• [Written problem]:
Copy out each line of the data that holds the word "Diapositivo".

• [Raw data]:
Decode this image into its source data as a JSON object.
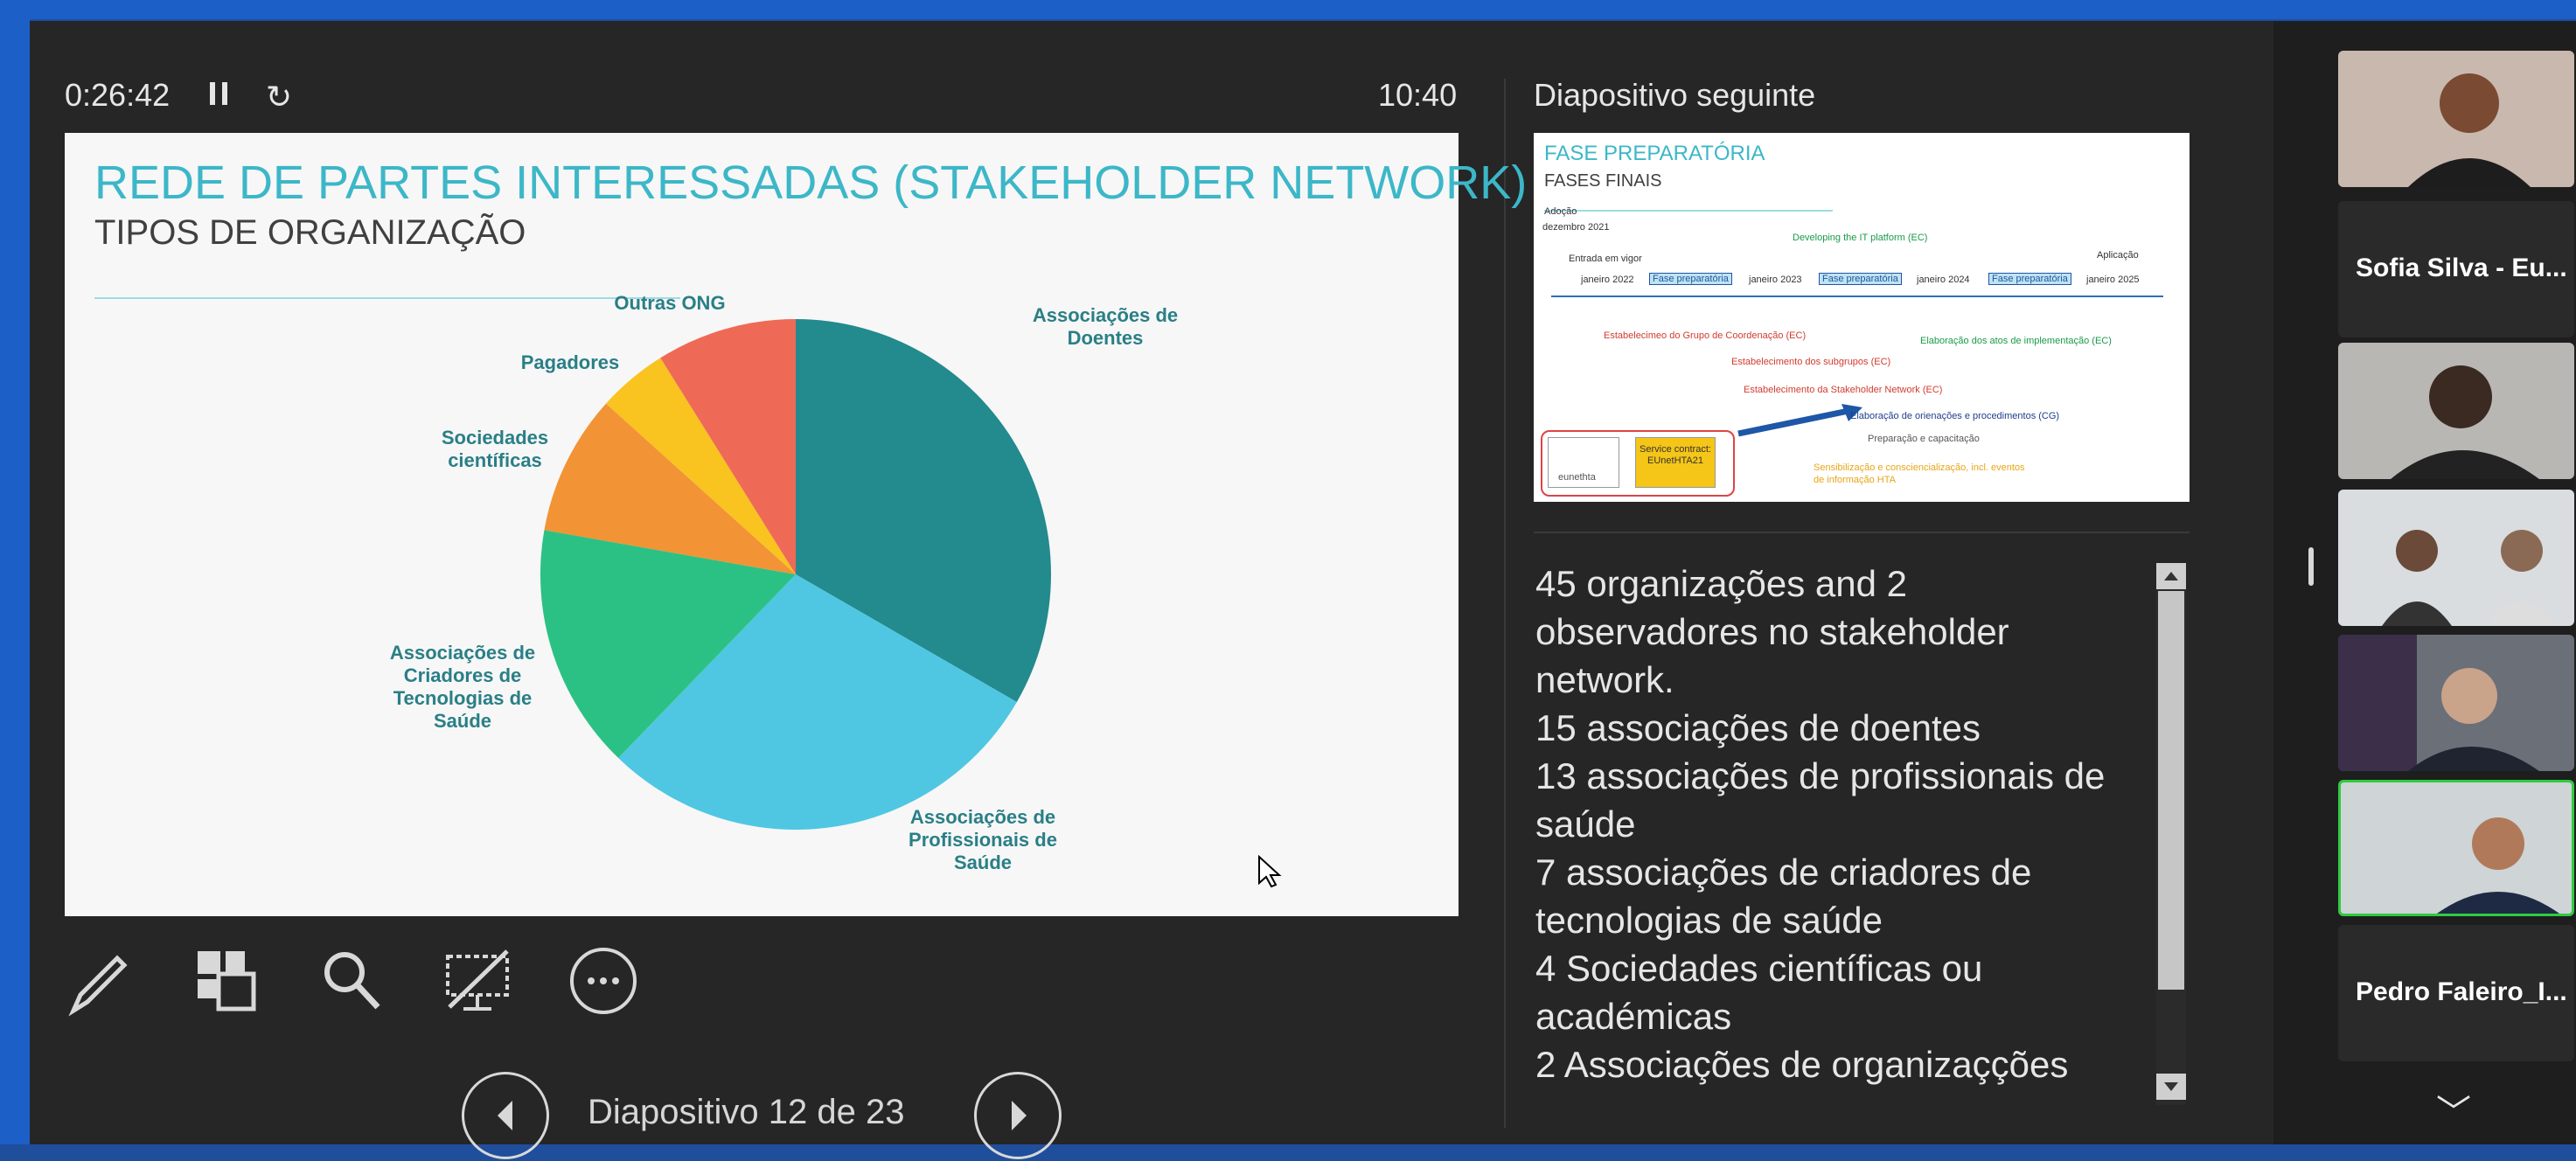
{
  "presenter": {
    "timer": "0:26:42",
    "clock": "10:40",
    "next_slide_title": "Diapositivo seguinte",
    "slide_counter": "Diapositivo 12 de 23"
  },
  "slide": {
    "title": "REDE DE PARTES INTERESSADAS (STAKEHOLDER NETWORK)",
    "subtitle": "TIPOS DE ORGANIZAÇÃO"
  },
  "chart_data": {
    "type": "pie",
    "title": "",
    "categories": [
      "Associações de Doentes",
      "Associações de Profissionais de Saúde",
      "Associações de Criadores de Tecnologias de Saúde",
      "Sociedades científicas",
      "Pagadores",
      "Outras ONG"
    ],
    "values": [
      15,
      13,
      7,
      4,
      2,
      4
    ],
    "colors": [
      "#238a8e",
      "#4fc7e2",
      "#2cc184",
      "#f29335",
      "#f9c320",
      "#ef6a56"
    ],
    "labels": [
      [
        "Associações de",
        "Doentes"
      ],
      [
        "Associações de",
        "Profissionais de",
        "Saúde"
      ],
      [
        "Associações de",
        "Criadores de",
        "Tecnologias de",
        "Saúde"
      ],
      [
        "Sociedades",
        "científicas"
      ],
      [
        "Pagadores"
      ],
      [
        "Outras ONG"
      ]
    ]
  },
  "next_slide": {
    "title": "FASE PREPARATÓRIA",
    "subtitle": "FASES FINAIS",
    "texts": [
      "Adoção",
      "dezembro 2021",
      "Entrada em vigor",
      "janeiro 2022",
      "Fase preparatória",
      "janeiro 2023",
      "Fase preparatória",
      "janeiro 2024",
      "Fase preparatória",
      "janeiro 2025",
      "Aplicação",
      "Developing the IT platform (EC)",
      "Estabelecimeo do Grupo de Coordenação (EC)",
      "Estabelecimento dos subgrupos (EC)",
      "Estabelecimento da Stakeholder Network (EC)",
      "Elaboração dos atos de implementação (EC)",
      "Elaboração de orienações e procedimentos (CG)",
      "Preparação e capacitação",
      "Sensibilização e consciencialização, incl. eventos de informação HTA",
      "eunethta",
      "Service contract: EUnetHTA21"
    ]
  },
  "notes": {
    "lines": [
      "45 organizações and 2",
      "observadores no stakeholder",
      "network.",
      "15 associações de doentes",
      "13 associações de profissionais de",
      "saúde",
      "7 associações de criadores de",
      "tecnologias de saúde",
      "4 Sociedades científicas ou",
      "académicas",
      "2 Associações de organizaçções"
    ]
  },
  "participants": [
    {
      "name": "",
      "bg": "#c9b8ad"
    },
    {
      "name": "Sofia Silva - Eu...",
      "bg": "#2a2a2a"
    },
    {
      "name": "",
      "bg": "#b9b7b4"
    },
    {
      "name": "",
      "bg": "#d9dde0"
    },
    {
      "name": "",
      "bg": "#6a6f78"
    },
    {
      "name": "",
      "bg": "#cfd4d6"
    },
    {
      "name": "Pedro Faleiro_I...",
      "bg": "#2a2a2a"
    }
  ]
}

• [The answer]:
    "next_slide_title": "Diapositivo seguinte",
    "slide_counter": "Diapositivo 12 de 23"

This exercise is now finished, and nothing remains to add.